[Saved entries]
— start —

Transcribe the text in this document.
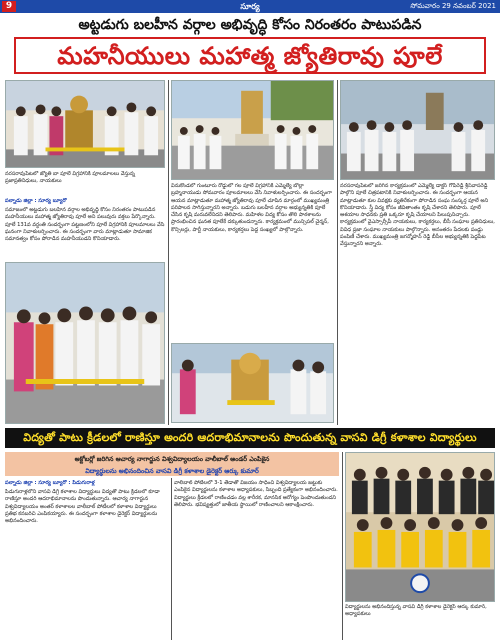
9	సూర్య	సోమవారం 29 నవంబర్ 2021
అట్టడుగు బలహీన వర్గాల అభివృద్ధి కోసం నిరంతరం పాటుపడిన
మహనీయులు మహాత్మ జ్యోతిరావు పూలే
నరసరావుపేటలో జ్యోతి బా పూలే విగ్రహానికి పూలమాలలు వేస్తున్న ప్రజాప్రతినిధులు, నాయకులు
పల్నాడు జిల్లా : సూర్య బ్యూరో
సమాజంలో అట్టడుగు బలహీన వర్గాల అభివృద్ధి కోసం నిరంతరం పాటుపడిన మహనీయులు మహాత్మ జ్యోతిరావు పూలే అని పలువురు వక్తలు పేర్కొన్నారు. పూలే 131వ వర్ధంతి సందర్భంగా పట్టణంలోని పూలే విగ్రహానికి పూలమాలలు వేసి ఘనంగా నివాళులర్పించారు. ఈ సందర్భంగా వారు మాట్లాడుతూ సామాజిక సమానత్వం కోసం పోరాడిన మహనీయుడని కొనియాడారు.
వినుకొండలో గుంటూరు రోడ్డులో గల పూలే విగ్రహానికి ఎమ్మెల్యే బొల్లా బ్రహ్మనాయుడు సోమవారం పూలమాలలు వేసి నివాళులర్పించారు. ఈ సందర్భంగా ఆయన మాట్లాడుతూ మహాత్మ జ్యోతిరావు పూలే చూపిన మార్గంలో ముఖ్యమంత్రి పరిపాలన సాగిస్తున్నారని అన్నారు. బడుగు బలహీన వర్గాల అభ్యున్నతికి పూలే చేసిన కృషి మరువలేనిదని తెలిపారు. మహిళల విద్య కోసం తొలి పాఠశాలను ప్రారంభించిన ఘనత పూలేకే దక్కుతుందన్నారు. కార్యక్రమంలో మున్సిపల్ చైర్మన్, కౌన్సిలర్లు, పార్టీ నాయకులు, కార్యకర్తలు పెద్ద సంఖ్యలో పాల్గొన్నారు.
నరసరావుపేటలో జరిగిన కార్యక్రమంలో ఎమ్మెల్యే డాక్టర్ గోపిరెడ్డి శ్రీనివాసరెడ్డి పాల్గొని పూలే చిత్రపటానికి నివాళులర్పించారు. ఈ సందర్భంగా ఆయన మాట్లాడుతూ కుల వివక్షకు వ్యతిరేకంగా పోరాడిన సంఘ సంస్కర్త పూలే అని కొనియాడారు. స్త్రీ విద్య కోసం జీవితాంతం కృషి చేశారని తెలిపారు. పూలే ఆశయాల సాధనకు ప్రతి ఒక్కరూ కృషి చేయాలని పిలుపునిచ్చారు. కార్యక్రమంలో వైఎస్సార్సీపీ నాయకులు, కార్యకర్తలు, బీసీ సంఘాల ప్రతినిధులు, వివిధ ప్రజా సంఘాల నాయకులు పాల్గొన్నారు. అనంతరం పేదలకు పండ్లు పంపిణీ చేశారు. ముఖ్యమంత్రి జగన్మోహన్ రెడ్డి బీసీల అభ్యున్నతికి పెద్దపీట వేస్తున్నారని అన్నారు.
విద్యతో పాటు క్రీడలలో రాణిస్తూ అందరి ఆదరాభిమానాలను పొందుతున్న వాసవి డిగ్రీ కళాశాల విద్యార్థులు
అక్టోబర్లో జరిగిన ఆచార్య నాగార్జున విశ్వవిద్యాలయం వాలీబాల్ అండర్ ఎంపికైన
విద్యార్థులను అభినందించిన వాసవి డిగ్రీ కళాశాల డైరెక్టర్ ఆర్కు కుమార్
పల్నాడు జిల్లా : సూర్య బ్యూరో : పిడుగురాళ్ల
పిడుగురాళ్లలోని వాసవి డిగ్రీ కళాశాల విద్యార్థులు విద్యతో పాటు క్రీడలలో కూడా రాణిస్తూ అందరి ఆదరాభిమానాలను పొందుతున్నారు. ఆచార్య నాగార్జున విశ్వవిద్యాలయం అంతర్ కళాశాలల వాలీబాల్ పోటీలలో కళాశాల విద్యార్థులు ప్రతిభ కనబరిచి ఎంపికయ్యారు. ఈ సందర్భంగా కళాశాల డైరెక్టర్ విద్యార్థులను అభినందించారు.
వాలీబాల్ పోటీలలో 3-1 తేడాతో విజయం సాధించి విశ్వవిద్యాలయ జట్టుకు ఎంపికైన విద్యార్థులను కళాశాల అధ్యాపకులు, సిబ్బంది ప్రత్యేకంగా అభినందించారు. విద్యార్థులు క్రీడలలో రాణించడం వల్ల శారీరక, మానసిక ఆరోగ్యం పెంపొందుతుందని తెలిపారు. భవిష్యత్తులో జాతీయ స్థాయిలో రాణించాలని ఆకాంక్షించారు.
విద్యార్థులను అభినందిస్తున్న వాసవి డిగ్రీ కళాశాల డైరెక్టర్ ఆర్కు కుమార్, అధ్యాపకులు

— end —
— start —

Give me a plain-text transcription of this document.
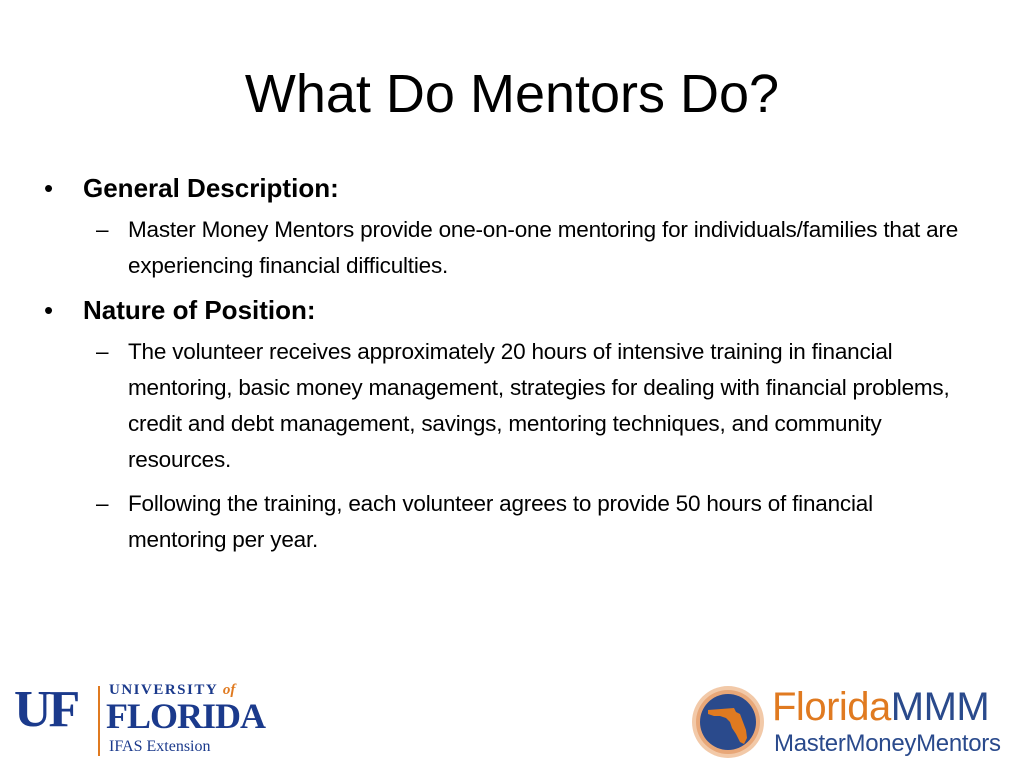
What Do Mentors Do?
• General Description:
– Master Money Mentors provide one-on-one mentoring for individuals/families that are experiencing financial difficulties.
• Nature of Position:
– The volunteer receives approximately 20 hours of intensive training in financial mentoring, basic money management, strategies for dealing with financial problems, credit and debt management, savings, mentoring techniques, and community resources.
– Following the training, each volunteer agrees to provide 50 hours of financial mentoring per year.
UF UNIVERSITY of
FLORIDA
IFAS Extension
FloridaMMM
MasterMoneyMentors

— end —

• [Stated goal] Identify and copy the lines holding the word "training".

• [Task answer]
– The volunteer receives approximately 20 hours of intensive training in financial mentoring, basic money management, strategies for dealing with financial problems, credit and debt management, savings, mentoring techniques, and community resources.
– Following the training, each volunteer agrees to provide 50 hours of financial mentoring per year.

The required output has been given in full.